What the task requires: Pick out and copy every line below that has the word "JSON".

— start of Record set —

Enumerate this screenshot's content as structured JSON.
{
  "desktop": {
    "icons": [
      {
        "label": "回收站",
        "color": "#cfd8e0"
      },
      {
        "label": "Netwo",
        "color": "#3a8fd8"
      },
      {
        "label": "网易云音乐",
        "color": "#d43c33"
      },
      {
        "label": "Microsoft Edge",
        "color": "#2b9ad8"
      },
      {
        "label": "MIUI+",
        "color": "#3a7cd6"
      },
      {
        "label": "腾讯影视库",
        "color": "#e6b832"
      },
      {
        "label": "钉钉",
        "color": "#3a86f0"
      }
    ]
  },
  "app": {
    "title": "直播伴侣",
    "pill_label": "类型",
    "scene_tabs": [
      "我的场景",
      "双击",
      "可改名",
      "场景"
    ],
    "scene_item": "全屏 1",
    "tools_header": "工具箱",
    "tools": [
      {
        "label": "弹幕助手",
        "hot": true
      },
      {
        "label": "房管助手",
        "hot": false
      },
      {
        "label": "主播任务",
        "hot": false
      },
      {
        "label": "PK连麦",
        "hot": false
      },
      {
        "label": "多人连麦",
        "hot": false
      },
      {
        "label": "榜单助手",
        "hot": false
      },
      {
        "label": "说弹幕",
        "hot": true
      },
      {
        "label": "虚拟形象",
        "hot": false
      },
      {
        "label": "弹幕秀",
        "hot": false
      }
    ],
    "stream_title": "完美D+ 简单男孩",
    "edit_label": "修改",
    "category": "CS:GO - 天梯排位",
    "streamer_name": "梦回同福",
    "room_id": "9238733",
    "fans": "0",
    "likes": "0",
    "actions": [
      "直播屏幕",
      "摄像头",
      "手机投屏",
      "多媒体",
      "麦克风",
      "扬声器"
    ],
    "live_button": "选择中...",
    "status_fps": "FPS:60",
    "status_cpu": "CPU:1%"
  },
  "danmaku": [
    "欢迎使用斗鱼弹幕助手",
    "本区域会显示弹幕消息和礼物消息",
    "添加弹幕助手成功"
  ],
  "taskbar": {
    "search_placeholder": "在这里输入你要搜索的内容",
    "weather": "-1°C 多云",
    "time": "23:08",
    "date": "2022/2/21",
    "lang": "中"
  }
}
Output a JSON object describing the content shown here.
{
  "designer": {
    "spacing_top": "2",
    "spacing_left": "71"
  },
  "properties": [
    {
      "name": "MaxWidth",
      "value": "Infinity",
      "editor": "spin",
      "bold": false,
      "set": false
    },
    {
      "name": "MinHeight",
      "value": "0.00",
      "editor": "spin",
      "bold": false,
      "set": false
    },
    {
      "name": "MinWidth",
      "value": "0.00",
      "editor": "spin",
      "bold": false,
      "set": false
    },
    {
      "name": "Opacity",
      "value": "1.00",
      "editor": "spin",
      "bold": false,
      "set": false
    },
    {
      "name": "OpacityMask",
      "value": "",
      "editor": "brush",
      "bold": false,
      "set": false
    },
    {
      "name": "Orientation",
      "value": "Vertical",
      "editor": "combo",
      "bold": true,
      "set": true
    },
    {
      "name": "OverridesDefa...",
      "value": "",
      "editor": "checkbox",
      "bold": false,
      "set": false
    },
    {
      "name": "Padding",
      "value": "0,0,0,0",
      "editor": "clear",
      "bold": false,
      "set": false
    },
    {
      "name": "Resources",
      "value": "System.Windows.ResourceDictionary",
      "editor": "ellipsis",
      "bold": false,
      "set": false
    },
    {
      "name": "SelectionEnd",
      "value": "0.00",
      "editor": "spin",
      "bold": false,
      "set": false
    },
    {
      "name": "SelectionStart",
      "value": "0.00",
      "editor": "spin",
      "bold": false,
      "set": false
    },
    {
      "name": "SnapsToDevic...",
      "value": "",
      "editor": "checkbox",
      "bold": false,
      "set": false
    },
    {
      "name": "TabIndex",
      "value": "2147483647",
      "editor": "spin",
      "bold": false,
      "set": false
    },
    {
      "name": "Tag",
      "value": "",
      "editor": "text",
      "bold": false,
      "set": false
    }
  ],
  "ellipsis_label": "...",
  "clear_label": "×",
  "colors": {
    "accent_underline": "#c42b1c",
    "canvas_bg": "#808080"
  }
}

— end of Record set —

Correct output:
Enumerate this screenshot's content as structured JSON.
Output a JSON object describing the content shown here.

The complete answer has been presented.